#### Given entries

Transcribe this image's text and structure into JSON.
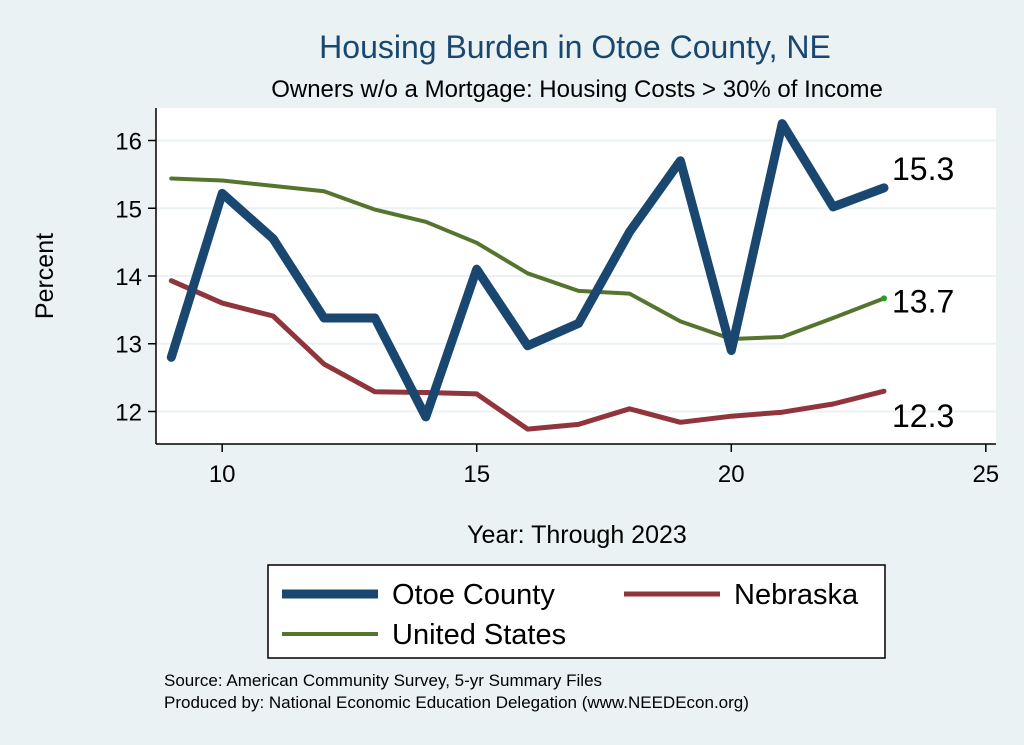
{
  "chart_data": {
    "type": "line",
    "title": "Housing Burden in Otoe County, NE",
    "subtitle": "Owners w/o a Mortgage: Housing Costs > 30% of Income",
    "xlabel": "Year: Through 2023",
    "ylabel": "Percent",
    "xlim": [
      8.7,
      25.2
    ],
    "ylim": [
      11.52,
      16.48
    ],
    "xticks": [
      10,
      15,
      20,
      25
    ],
    "yticks": [
      12,
      13,
      14,
      15,
      16
    ],
    "grid": true,
    "legend_position": "bottom",
    "x": [
      9,
      10,
      11,
      12,
      13,
      14,
      15,
      16,
      17,
      18,
      19,
      20,
      21,
      22,
      23
    ],
    "series": [
      {
        "name": "Otoe County",
        "color": "#1a476f",
        "values": [
          12.8,
          15.22,
          14.55,
          13.38,
          13.38,
          11.92,
          14.1,
          12.97,
          13.3,
          14.65,
          15.7,
          12.9,
          16.25,
          15.02,
          15.3
        ]
      },
      {
        "name": "Nebraska",
        "color": "#90353b",
        "values": [
          13.93,
          13.6,
          13.41,
          12.7,
          12.29,
          12.28,
          12.26,
          11.74,
          11.81,
          12.04,
          11.84,
          11.93,
          11.99,
          12.11,
          12.3
        ]
      },
      {
        "name": "United States",
        "color": "#55752f",
        "values": [
          15.44,
          15.41,
          15.33,
          15.25,
          14.98,
          14.8,
          14.49,
          14.04,
          13.78,
          13.74,
          13.33,
          13.07,
          13.1,
          13.38,
          13.67
        ]
      }
    ],
    "end_labels": [
      "15.3",
      "13.7",
      "12.3"
    ]
  },
  "footer": {
    "source": "Source: American Community Survey, 5-yr Summary Files",
    "produced_by": "Produced by: National Economic Education Delegation (www.NEEDEcon.org)"
  }
}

########

What you have to do
Spot every line that holds "Otoe" and copy it.

Answer to the exercise
    "title": "Housing Burden in Otoe County, NE",
        "name": "Otoe County",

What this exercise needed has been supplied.